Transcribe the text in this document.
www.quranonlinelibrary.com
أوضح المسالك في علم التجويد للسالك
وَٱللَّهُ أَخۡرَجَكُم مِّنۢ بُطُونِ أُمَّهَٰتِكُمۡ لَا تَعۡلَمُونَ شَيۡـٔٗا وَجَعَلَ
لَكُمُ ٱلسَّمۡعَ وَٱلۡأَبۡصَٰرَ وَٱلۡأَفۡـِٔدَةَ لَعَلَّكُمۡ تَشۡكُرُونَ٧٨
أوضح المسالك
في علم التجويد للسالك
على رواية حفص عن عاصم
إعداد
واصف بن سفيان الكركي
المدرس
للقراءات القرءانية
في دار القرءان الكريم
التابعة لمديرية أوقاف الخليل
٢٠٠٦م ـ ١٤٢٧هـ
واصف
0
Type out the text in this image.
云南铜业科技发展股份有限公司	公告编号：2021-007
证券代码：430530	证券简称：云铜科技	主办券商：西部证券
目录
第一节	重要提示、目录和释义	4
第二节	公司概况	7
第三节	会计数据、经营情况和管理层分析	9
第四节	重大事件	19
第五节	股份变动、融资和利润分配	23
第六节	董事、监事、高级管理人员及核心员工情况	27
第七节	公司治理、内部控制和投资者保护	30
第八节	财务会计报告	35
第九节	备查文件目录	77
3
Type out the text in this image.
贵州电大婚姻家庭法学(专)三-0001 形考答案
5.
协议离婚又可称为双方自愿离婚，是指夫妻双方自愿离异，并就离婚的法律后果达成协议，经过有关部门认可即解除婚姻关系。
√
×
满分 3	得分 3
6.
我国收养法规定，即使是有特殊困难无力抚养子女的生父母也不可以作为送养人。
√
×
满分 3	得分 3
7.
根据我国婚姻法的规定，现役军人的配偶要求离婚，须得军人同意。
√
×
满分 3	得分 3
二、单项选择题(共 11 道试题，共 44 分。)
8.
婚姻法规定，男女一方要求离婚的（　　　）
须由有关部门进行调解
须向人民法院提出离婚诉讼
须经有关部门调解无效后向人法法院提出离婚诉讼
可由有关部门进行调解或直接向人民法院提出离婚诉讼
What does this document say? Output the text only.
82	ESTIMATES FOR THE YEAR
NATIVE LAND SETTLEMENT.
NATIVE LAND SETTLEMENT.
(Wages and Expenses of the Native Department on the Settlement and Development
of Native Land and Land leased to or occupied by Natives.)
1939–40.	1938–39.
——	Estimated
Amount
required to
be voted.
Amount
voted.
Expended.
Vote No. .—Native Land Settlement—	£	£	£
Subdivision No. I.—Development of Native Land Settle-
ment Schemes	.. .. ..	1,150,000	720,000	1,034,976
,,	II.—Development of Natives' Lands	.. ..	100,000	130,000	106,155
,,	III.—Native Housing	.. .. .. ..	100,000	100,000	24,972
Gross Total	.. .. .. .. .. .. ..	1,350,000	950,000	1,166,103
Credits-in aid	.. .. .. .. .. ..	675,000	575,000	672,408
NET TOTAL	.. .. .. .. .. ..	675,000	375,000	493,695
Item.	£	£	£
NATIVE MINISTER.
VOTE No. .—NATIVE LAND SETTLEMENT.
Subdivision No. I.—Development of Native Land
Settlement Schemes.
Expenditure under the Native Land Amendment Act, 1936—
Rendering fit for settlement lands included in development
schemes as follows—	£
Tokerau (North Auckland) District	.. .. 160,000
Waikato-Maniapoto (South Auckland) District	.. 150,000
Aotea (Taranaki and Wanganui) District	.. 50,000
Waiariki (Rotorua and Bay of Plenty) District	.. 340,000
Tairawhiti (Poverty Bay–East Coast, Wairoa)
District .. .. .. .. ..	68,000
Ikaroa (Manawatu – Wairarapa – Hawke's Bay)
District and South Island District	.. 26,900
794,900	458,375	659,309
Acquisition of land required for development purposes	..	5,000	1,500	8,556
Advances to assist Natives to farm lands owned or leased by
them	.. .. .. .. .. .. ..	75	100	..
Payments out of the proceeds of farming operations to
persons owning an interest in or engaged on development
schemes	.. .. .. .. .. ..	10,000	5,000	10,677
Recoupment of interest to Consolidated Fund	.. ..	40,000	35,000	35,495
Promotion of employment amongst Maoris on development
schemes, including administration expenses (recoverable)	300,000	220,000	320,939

:::

§ WHAT YOU WILL DO:
Print every entry exactly as it appears.

§ ANSWER FOR THE TASK:
Transcribe the text in this document.
www.quranonlinelibrary.com
أوضح المسالك في علم التجويد للسالك
وَٱللَّهُ أَخۡرَجَكُم مِّنۢ بُطُونِ أُمَّهَٰتِكُمۡ لَا تَعۡلَمُونَ شَيۡـٔٗا وَجَعَلَ
لَكُمُ ٱلسَّمۡعَ وَٱلۡأَبۡصَٰرَ وَٱلۡأَفۡـِٔدَةَ لَعَلَّكُمۡ تَشۡكُرُونَ٧٨
أوضح المسالك
في علم التجويد للسالك
على رواية حفص عن عاصم
إعداد
واصف بن سفيان الكركي
المدرس
للقراءات القرءانية
في دار القرءان الكريم
التابعة لمديرية أوقاف الخليل
٢٠٠٦م ـ ١٤٢٧هـ
واصف
0
Type out the text in this image.
云南铜业科技发展股份有限公司	公告编号：2021-007
证券代码：430530	证券简称：云铜科技	主办券商：西部证券
目录
第一节	重要提示、目录和释义	4
第二节	公司概况	7
第三节	会计数据、经营情况和管理层分析	9
第四节	重大事件	19
第五节	股份变动、融资和利润分配	23
第六节	董事、监事、高级管理人员及核心员工情况	27
第七节	公司治理、内部控制和投资者保护	30
第八节	财务会计报告	35
第九节	备查文件目录	77
3
Type out the text in this image.
贵州电大婚姻家庭法学(专)三-0001 形考答案
5.
协议离婚又可称为双方自愿离婚，是指夫妻双方自愿离异，并就离婚的法律后果达成协议，经过有关部门认可即解除婚姻关系。
√
×
满分 3	得分 3
6.
我国收养法规定，即使是有特殊困难无力抚养子女的生父母也不可以作为送养人。
√
×
满分 3	得分 3
7.
根据我国婚姻法的规定，现役军人的配偶要求离婚，须得军人同意。
√
×
满分 3	得分 3
二、单项选择题(共 11 道试题，共 44 分。)
8.
婚姻法规定，男女一方要求离婚的（　　　）
须由有关部门进行调解
须向人民法院提出离婚诉讼
须经有关部门调解无效后向人法法院提出离婚诉讼
可由有关部门进行调解或直接向人民法院提出离婚诉讼
What does this document say? Output the text only.
82	ESTIMATES FOR THE YEAR
NATIVE LAND SETTLEMENT.
NATIVE LAND SETTLEMENT.
(Wages and Expenses of the Native Department on the Settlement and Development
of Native Land and Land leased to or occupied by Natives.)
1939–40.	1938–39.
——	Estimated
Amount
required to
be voted.
Amount
voted.
Expended.
Vote No. .—Native Land Settlement—	£	£	£
Subdivision No. I.—Development of Native Land Settle-
ment Schemes	.. .. ..	1,150,000	720,000	1,034,976
,,	II.—Development of Natives' Lands	.. ..	100,000	130,000	106,155
,,	III.—Native Housing	.. .. .. ..	100,000	100,000	24,972
Gross Total	.. .. .. .. .. .. ..	1,350,000	950,000	1,166,103
Credits-in aid	.. .. .. .. .. ..	675,000	575,000	672,408
NET TOTAL	.. .. .. .. .. ..	675,000	375,000	493,695
Item.	£	£	£
NATIVE MINISTER.
VOTE No. .—NATIVE LAND SETTLEMENT.
Subdivision No. I.—Development of Native Land
Settlement Schemes.
Expenditure under the Native Land Amendment Act, 1936—
Rendering fit for settlement lands included in development
schemes as follows—	£
Tokerau (North Auckland) District	.. .. 160,000
Waikato-Maniapoto (South Auckland) District	.. 150,000
Aotea (Taranaki and Wanganui) District	.. 50,000
Waiariki (Rotorua and Bay of Plenty) District	.. 340,000
Tairawhiti (Poverty Bay–East Coast, Wairoa)
District .. .. .. .. ..	68,000
Ikaroa (Manawatu – Wairarapa – Hawke's Bay)
District and South Island District	.. 26,900
794,900	458,375	659,309
Acquisition of land required for development purposes	..	5,000	1,500	8,556
Advances to assist Natives to farm lands owned or leased by
them	.. .. .. .. .. .. ..	75	100	..
Payments out of the proceeds of farming operations to
persons owning an interest in or engaged on development
schemes	.. .. .. .. .. ..	10,000	5,000	10,677
Recoupment of interest to Consolidated Fund	.. ..	40,000	35,000	35,495
Promotion of employment amongst Maoris on development
schemes, including administration expenses (recoverable)	300,000	220,000	320,939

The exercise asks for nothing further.